- [OBJECTIVE]: Reproduce the material exactly, omitting nothing.

- [EXTRACTED MATERIAL]:
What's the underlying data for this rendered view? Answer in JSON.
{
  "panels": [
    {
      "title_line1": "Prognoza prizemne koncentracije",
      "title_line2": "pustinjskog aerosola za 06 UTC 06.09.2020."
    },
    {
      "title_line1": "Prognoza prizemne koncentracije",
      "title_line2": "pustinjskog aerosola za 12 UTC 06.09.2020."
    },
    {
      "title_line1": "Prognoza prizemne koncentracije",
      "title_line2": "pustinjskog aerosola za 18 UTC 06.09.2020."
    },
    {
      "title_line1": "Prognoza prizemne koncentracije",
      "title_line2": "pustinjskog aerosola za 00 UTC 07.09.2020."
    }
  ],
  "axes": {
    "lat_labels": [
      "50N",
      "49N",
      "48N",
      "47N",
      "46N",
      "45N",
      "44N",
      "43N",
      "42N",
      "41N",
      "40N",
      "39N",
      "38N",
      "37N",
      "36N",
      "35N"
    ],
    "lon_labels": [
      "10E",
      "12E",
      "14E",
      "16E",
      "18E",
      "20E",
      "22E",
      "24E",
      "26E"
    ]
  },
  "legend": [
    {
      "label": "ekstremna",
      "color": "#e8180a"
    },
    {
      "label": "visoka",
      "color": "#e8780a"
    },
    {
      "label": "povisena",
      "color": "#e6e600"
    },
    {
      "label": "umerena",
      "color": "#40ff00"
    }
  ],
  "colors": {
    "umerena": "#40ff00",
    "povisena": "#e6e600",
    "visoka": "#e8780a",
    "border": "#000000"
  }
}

- [TASK RESULT]:
What's the underlying data for this rendered view? Answer in JSON.
{
  "panels": [
    {
      "title_line1": "Prognoza prizemne koncentracije",
      "title_line2": "pustinjskog aerosola za 06 UTC 06.09.2020."
    },
    {
      "title_line1": "Prognoza prizemne koncentracije",
      "title_line2": "pustinjskog aerosola za 12 UTC 06.09.2020."
    },
    {
      "title_line1": "Prognoza prizemne koncentracije",
      "title_line2": "pustinjskog aerosola za 18 UTC 06.09.2020."
    },
    {
      "title_line1": "Prognoza prizemne koncentracije",
      "title_line2": "pustinjskog aerosola za 00 UTC 07.09.2020."
    }
  ],
  "axes": {
    "lat_labels": [
      "50N",
      "49N",
      "48N",
      "47N",
      "46N",
      "45N",
      "44N",
      "43N",
      "42N",
      "41N",
      "40N",
      "39N",
      "38N",
      "37N",
      "36N",
      "35N"
    ],
    "lon_labels": [
      "10E",
      "12E",
      "14E",
      "16E",
      "18E",
      "20E",
      "22E",
      "24E",
      "26E"
    ]
  },
  "legend": [
    {
      "label": "ekstremna",
      "color": "#e8180a"
    },
    {
      "label": "visoka",
      "color": "#e8780a"
    },
    {
      "label": "povisena",
      "color": "#e6e600"
    },
    {
      "label": "umerena",
      "color": "#40ff00"
    }
  ],
  "colors": {
    "umerena": "#40ff00",
    "povisena": "#e6e600",
    "visoka": "#e8780a",
    "border": "#000000"
  }
}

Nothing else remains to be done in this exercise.